What you should do | Work out how many lines of the material below mention the word "соленоида"; reply with the number only.

Recorded information |

-.-.-

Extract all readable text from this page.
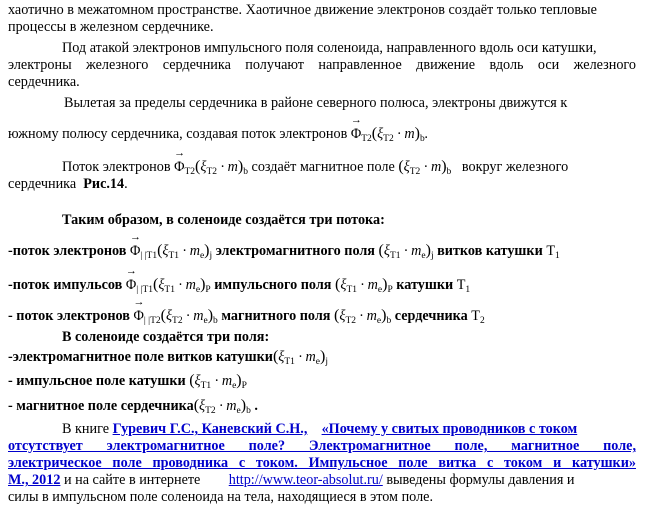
хаотично в межатомном пространстве. Хаотичное движение электронов создаёт только тепловые
процессы в железном сердечнике.
Под атакой электронов импульсного поля соленоида, направленного вдоль оси катушки,
электроны железного сердечника получают направленное движение вдоль оси железного
сердечника.
Вылетая за пределы сердечника в районе северного полюса, электроны движутся к
южному полюсу сердечника, создавая поток электронов
→
$\Phi_{Т2}(\xi_{Т2} \cdot m)_b$.
Поток электронов
→
$\Phi_{Т2}(\xi_{Т2} \cdot m)_b$ создаёт магнитное поле $(\xi_{Т2} \cdot m)_b$ вокруг железного
сердечника Рис.14.
Таким образом, в соленоиде создаётся три потока:
-поток электронов
→
$\Phi_{| |Т1}(\xi_{Т1} \cdot m_e)_j$ электромагнитного поля $(\xi_{Т1} \cdot m_e)_j$ витков катушки $Т_1$
-поток импульсов
→
$\Phi_{| |Т1}(\xi_{Т1} \cdot m_e)_P$ импульсного поля $(\xi_{Т1} \cdot m_e)_P$ катушки $Т_1$
- поток электронов
→
$\Phi_{| |Т2}(\xi_{Т2} \cdot m_e)_b$ магнитного поля $(\xi_{Т2} \cdot m_e)_b$ сердечника $Т_2$
В соленоиде создаётся три поля:
-электромагнитное поле витков $катушки(\xi_{Т1} \cdot m_e)_j$
- импульсное поле катушки $(\xi_{Т1} \cdot m_e)_P$
- магнитное поле $сердечника(\xi_{Т2} \cdot m_e)_b$ .
В книге Гуревич Г.С., Каневский С.Н., «Почему у свитых проводников с током
отсутствует электромагнитное поле? Электромагнитное поле, магнитное поле,
электрическое поле проводника с током. Импульсное поле витка с током и катушки»
М., 2012 и на сайте в интернете http://www.teor-absolut.ru/ выведены формулы давления и
силы в импульсном поле соленоида на тела, находящиеся в этом поле.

-.-.-

Full answer | 2